Given instruction —
From the entries that follow, extract each line holding the string "content".

[Records from a collection of figures]
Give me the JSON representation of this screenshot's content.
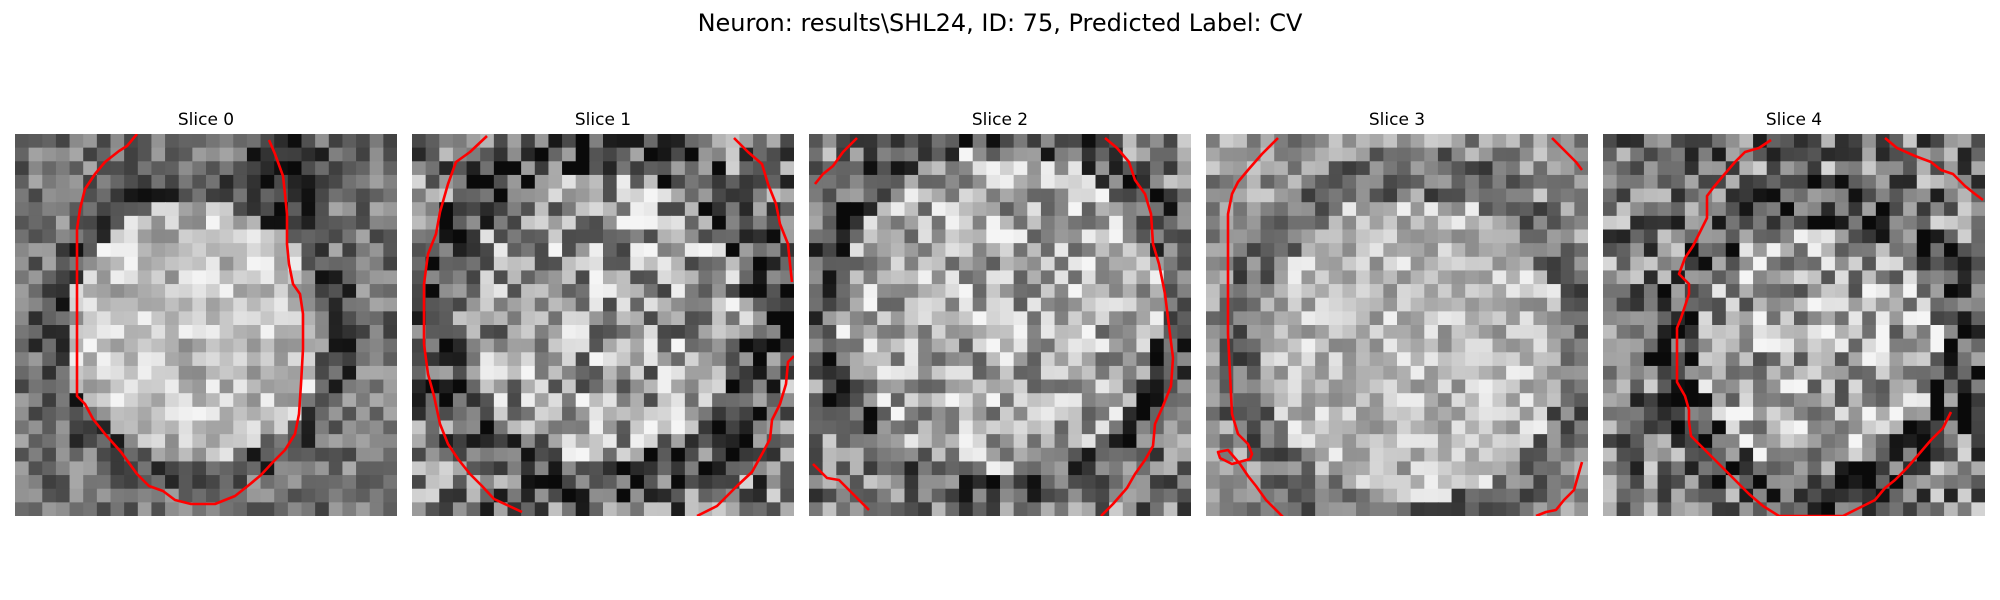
{
  "figure": {
    "title": "Neuron: results\\SHL24, ID: 75, Predicted Label: CV"
  },
  "colors": {
    "contour": "#ff0000",
    "colormap": "gray"
  },
  "slices": [
    {
      "title": "Slice 0"
    },
    {
      "title": "Slice 1"
    },
    {
      "title": "Slice 2"
    },
    {
      "title": "Slice 3"
    },
    {
      "title": "Slice 4"
    }
  ]
}
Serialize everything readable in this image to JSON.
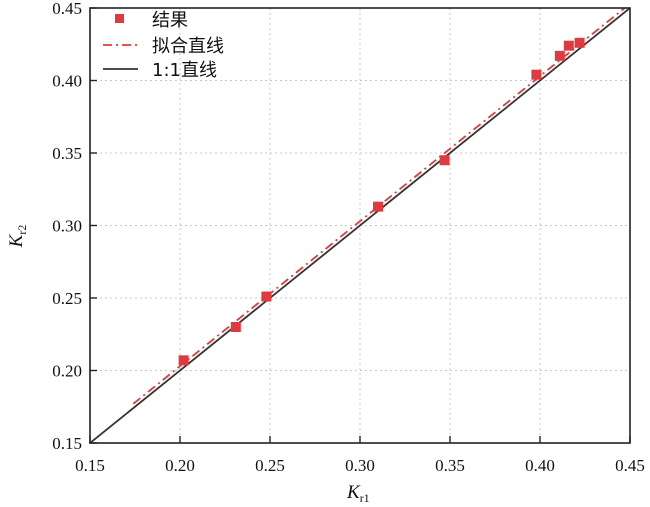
{
  "chart_data": {
    "type": "scatter",
    "xlabel": {
      "main": "K",
      "sub": "r1"
    },
    "ylabel": {
      "main": "K",
      "sub": "r2"
    },
    "xlim": [
      0.15,
      0.45
    ],
    "ylim": [
      0.15,
      0.45
    ],
    "x_ticks": [
      "0.15",
      "0.20",
      "0.25",
      "0.30",
      "0.35",
      "0.40",
      "0.45"
    ],
    "y_ticks": [
      "0.15",
      "0.20",
      "0.25",
      "0.30",
      "0.35",
      "0.40",
      "0.45"
    ],
    "grid": true,
    "legend_position": "top-left",
    "series": [
      {
        "name": "结果",
        "kind": "markers",
        "color": "#e03a3e",
        "points": [
          [
            0.202,
            0.207
          ],
          [
            0.231,
            0.23
          ],
          [
            0.248,
            0.251
          ],
          [
            0.31,
            0.313
          ],
          [
            0.347,
            0.345
          ],
          [
            0.398,
            0.404
          ],
          [
            0.411,
            0.417
          ],
          [
            0.416,
            0.424
          ],
          [
            0.422,
            0.426
          ]
        ]
      },
      {
        "name": "拟合直线",
        "kind": "dash-dot-line",
        "color": "#e03a3e",
        "points": [
          [
            0.174,
            0.177
          ],
          [
            0.45,
            0.453
          ]
        ]
      },
      {
        "name": "1:1直线",
        "kind": "solid-line",
        "color": "#333333",
        "points": [
          [
            0.15,
            0.15
          ],
          [
            0.45,
            0.45
          ]
        ]
      }
    ]
  }
}
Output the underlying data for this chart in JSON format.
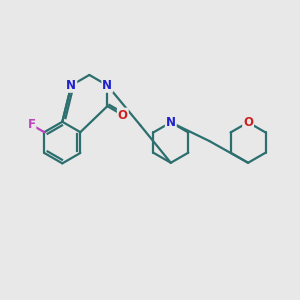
{
  "background_color": "#e8e8e8",
  "bond_color": "#2d6e6e",
  "N_color": "#2020cc",
  "O_color": "#cc2020",
  "F_color": "#bb44bb",
  "lw": 1.6,
  "fs": 8.5,
  "figsize": [
    3.0,
    3.0
  ],
  "dpi": 100,
  "xlim": [
    0,
    10
  ],
  "ylim": [
    0,
    10
  ]
}
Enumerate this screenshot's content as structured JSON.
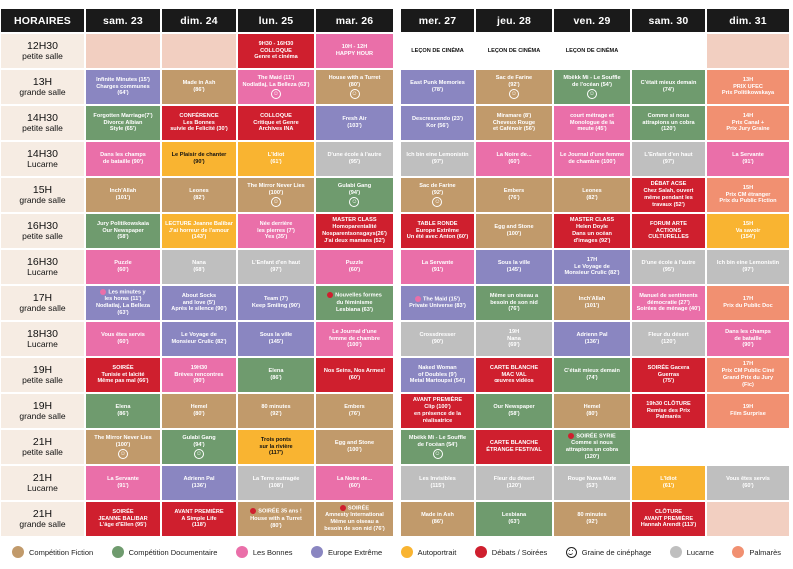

Task solution —
Give me the JSON representation of this screenshot's content.
Enumerate this screenshot's content as structured JSON.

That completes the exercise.